>> START

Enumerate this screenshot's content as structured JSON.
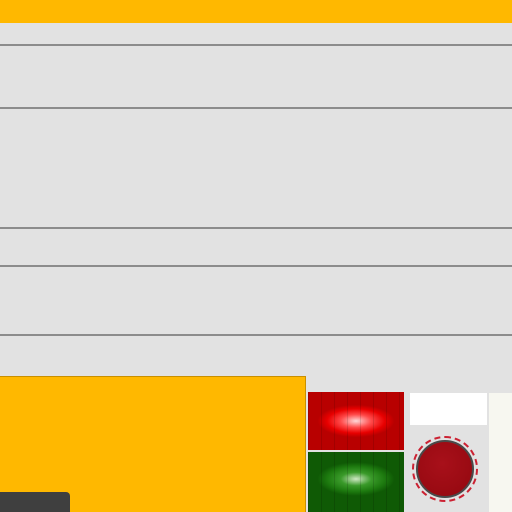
{
  "colors": {
    "accent": "#ffb800",
    "background": "#e2e2e2",
    "divider": "#8c8c8c",
    "red_button": "#e80000",
    "green_button": "#1d7a0f",
    "stop_button": "#990a12",
    "dark_tab": "#3f3f3f"
  },
  "list": {
    "rows": [
      "",
      "",
      "",
      "",
      ""
    ]
  },
  "controls": {
    "red_button_label": "",
    "green_button_label": "",
    "stop_button_icon": "stop-icon",
    "display_text": ""
  },
  "bottom_panel": {
    "tab_label": ""
  }
}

>> END

Task objective: Return all the entries word for word, but omit any pictures they contain.

Result for this task:
Enumerate this screenshot's content as structured JSON.
{
  "colors": {
    "accent": "#ffb800",
    "background": "#e2e2e2",
    "divider": "#8c8c8c",
    "red_button": "#e80000",
    "green_button": "#1d7a0f",
    "stop_button": "#990a12",
    "dark_tab": "#3f3f3f"
  },
  "list": {
    "rows": [
      "",
      "",
      "",
      "",
      ""
    ]
  },
  "controls": {
    "red_button_label": "",
    "green_button_label": "",
    "stop_button_icon": "stop-icon",
    "display_text": ""
  },
  "bottom_panel": {
    "tab_label": ""
  }
}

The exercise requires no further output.